◆ Your tasks ◆
1. According to the article on Moto smartphones, why will the next Moto phones get fingerprint readers and screens of at least 5 inches? Answer in one to three sentences.
2. Reproduce the stretch of the article on Moto smartphones from "The next generations" through "the mobile marketplace.".

◆ Text provided ◆
::::::::::

The next generations of Moto smartphones will get integrated fingerprint readers and larger screens of at least 5 inches as the rebranded smartphone maker works to compete more effectively in the mobile marketplace.
The details of the coming features were revealed recently by Chen Xudong, mobile chief of Moto’s parent company, Lenovo, according to a Jan. 12 story by TechBuffalo. The announcements came a week after Moto said it would drop the former Motorola nameplate from its products, while rebranding its smartphones with the names of its existing main and budget lines—Moto and Vibe.
In the interview, Chen said that the Moto phone line will get fingerprint readers in 2016, as well as displays that are larger than 5 inches, while metal body options are also possible, the story reported.
For Moto, it has been an intriguing start to 2016. Just last week the company, which recently has been known as Motorola Mobility, announced that it will soon stop using the Motorola brand name as it moves to remove the historic nameplate from its smartphones in deference to its Moto and Vibe product names. The rebranding was revealed at the CES 2016 event in Las Vegas by Motorola Mobility CEO Rick Osterloh, according to a recent eWEEK story.
The name changes come almost two years after Motorola Mobility, the division that builds and sells smartphones, was sold by Google to Lenovo in January 2014 for about $2.91 billion. The company builds its Moto and Vibe lines of handsets for sale around the world. Motorola actually dropped the Motorola name from its smartphone packaging when it launched its original Moto X handset in 2013.
While the Motorola name won’t be used for product branding in the future, it will remain the name of the business that designs and engineers Moto and Vibe phones.

::::::::::

◆ Extracted records ◆
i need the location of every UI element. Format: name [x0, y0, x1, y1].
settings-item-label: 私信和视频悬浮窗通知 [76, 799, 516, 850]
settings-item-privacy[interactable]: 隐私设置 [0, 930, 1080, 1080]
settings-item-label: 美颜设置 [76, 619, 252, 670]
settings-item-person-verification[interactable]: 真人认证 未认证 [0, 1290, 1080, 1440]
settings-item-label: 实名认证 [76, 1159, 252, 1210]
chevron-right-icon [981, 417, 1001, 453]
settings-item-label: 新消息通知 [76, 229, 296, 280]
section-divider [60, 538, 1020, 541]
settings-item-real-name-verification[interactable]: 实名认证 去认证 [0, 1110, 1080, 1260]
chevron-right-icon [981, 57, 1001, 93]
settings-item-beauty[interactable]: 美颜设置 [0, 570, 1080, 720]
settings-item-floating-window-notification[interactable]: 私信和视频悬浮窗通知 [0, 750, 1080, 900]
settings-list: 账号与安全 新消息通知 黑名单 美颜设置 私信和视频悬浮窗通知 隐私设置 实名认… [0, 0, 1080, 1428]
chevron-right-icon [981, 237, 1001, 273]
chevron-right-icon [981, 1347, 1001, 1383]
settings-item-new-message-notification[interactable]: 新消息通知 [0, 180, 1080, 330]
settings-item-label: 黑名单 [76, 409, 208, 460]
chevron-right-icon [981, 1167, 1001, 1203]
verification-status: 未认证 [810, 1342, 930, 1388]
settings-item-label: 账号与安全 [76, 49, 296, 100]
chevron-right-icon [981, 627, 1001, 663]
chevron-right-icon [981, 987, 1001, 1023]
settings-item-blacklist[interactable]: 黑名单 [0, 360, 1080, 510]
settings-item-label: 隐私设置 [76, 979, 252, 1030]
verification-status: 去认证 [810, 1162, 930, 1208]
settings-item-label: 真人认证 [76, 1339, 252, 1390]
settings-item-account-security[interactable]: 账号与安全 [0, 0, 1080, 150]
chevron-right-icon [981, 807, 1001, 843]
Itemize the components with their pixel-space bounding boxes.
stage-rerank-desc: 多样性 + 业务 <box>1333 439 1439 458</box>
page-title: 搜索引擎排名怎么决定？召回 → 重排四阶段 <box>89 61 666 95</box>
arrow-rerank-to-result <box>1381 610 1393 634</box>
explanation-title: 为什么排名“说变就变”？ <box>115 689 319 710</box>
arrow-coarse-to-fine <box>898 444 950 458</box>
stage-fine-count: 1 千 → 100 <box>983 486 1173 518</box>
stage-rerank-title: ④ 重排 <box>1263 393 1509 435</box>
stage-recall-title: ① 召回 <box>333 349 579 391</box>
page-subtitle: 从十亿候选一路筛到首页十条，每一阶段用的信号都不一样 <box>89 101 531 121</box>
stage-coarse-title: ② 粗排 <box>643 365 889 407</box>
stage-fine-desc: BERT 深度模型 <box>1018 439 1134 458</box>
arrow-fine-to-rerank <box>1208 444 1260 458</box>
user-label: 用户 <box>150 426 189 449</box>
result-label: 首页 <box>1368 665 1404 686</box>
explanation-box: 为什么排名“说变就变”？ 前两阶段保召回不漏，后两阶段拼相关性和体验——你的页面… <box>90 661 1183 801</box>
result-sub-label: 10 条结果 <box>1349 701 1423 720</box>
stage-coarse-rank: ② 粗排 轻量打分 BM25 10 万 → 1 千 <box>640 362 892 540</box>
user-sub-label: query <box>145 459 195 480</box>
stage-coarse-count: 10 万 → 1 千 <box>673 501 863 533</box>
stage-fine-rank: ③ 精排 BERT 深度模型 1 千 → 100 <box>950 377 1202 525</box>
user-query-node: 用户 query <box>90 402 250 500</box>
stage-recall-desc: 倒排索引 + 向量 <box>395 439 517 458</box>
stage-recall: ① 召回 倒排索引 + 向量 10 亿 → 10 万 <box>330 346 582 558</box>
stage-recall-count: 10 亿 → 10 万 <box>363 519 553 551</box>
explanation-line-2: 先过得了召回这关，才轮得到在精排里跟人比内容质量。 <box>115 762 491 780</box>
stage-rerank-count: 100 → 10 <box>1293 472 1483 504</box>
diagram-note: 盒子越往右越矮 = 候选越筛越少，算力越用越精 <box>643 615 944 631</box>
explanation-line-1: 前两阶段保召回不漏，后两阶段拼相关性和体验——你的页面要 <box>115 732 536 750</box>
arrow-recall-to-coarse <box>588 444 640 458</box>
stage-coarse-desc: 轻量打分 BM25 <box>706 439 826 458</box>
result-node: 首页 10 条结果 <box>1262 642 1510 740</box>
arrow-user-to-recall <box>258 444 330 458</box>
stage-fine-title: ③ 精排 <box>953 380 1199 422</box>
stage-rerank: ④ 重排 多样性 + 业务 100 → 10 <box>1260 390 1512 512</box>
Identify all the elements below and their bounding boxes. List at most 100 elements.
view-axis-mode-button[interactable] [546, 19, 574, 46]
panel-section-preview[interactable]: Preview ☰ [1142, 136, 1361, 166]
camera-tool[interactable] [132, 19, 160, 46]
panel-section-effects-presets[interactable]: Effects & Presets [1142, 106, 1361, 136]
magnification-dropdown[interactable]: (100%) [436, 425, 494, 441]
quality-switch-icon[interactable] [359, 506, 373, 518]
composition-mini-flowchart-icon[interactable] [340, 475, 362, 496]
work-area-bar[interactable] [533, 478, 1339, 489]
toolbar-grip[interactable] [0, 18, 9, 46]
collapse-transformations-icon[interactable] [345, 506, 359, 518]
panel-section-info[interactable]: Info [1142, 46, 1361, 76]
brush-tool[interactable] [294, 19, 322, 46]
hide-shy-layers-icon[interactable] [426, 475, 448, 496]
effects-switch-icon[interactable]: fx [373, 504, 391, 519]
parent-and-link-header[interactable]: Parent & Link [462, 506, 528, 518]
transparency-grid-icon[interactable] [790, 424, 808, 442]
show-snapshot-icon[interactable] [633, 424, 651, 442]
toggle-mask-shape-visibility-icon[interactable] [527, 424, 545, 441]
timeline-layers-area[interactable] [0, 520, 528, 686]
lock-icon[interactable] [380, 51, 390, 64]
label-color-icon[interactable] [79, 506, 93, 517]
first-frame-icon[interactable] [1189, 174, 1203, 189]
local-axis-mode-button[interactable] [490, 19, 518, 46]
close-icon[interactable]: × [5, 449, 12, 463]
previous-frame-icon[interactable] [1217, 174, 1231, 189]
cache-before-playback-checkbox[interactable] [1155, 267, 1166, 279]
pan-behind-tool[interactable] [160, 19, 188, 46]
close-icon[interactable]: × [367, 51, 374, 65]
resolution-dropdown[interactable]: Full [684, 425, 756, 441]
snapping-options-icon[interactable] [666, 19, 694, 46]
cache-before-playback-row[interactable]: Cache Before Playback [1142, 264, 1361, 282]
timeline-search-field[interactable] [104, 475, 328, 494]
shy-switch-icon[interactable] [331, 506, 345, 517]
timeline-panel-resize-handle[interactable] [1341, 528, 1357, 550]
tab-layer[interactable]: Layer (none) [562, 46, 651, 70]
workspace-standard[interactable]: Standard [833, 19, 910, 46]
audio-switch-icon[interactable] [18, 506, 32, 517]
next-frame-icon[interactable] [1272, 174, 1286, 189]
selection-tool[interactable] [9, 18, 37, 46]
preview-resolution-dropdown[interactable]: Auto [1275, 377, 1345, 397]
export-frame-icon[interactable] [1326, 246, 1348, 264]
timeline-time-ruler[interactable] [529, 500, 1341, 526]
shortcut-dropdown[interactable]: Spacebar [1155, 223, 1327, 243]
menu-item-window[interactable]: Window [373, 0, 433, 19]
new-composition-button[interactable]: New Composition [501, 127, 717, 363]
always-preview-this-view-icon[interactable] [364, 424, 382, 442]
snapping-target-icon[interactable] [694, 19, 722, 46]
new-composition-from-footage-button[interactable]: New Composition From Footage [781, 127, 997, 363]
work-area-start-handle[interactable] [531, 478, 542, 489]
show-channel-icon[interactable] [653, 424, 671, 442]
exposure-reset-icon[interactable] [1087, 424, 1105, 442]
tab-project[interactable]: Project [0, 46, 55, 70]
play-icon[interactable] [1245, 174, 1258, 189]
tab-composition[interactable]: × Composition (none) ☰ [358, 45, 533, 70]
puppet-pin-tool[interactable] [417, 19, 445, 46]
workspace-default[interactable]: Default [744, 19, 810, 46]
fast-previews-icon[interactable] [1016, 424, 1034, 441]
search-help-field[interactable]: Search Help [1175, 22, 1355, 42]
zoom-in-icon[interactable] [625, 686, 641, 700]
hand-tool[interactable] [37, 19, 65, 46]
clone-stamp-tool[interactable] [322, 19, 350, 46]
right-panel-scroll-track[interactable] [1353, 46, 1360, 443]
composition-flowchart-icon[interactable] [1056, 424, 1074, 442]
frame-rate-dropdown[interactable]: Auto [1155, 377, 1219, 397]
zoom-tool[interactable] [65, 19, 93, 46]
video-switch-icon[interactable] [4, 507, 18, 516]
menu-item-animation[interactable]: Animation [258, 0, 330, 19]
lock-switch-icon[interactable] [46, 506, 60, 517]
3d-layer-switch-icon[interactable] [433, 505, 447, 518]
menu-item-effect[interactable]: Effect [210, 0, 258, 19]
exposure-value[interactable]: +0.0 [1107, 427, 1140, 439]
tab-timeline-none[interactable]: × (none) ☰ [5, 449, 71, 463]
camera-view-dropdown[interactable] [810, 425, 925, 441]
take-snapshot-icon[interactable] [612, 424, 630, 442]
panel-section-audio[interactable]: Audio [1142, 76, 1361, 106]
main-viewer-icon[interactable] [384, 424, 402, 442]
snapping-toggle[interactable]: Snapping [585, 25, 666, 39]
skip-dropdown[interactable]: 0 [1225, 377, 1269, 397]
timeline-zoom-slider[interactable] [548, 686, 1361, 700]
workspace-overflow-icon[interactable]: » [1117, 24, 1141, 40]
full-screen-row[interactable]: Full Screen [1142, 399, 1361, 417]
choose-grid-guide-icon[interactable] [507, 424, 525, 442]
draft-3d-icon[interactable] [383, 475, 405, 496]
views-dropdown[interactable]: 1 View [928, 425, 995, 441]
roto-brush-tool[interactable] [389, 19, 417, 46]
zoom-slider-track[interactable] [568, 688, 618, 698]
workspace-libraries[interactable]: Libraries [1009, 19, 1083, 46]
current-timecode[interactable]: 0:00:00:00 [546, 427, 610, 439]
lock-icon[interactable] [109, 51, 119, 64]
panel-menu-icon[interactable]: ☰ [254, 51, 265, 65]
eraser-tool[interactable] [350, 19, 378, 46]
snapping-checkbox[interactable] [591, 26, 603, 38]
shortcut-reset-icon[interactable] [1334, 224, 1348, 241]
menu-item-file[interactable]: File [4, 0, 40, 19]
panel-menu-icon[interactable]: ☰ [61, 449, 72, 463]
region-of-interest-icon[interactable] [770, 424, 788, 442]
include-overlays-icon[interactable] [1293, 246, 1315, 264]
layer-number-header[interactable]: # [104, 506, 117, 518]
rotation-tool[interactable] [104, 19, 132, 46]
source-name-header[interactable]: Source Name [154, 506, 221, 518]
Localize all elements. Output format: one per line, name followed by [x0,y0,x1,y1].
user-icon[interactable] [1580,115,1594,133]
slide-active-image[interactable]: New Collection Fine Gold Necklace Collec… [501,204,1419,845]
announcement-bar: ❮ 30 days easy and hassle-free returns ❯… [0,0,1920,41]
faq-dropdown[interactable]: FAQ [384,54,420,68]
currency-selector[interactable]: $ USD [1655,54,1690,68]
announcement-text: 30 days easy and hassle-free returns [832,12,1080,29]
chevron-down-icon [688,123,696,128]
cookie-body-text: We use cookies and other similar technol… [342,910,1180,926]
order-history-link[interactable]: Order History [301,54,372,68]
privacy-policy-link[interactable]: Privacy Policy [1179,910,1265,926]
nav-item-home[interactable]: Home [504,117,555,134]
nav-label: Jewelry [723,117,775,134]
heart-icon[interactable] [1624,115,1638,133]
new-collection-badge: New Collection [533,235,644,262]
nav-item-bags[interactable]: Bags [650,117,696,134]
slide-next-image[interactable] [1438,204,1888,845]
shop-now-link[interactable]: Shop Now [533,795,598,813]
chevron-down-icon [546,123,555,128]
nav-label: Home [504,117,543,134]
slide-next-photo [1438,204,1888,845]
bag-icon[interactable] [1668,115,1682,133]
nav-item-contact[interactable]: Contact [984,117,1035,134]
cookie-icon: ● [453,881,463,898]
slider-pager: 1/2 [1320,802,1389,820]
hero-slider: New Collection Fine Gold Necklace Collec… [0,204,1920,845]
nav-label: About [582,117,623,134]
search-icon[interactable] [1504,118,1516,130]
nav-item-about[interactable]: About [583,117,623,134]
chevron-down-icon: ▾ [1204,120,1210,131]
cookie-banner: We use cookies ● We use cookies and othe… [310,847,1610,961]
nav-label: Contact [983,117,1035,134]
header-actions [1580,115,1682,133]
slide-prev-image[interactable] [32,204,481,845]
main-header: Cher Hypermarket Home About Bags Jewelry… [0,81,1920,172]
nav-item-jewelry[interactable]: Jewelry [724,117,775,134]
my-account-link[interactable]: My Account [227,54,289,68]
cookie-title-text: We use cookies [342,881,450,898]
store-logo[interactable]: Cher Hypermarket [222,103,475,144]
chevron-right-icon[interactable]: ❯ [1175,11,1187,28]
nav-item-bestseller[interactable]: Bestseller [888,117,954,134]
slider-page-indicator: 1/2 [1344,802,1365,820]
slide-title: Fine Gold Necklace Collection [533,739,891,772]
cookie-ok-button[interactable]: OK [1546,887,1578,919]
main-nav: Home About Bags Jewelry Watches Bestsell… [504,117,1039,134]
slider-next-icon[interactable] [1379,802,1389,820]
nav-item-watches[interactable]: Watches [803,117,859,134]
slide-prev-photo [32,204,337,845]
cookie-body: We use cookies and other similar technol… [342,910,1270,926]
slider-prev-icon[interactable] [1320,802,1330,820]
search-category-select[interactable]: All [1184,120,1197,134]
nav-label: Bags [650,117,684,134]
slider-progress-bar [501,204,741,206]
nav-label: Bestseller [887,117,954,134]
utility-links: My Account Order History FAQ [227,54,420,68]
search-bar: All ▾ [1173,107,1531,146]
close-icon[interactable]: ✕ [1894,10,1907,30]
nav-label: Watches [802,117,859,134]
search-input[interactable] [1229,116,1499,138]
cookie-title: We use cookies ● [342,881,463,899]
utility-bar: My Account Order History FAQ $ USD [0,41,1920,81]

::::::::::

◆ Solved problems ◆
1. The next Moto phones will get these features because the rebranded smartphone maker is working to compete more effectively in the mobile marketplace.

2.
The next generations of Moto smartphones will get integrated fingerprint readers and larger screens of at least 5 inches as the rebranded smartphone maker works to compete more effectively in the mobile marketplace.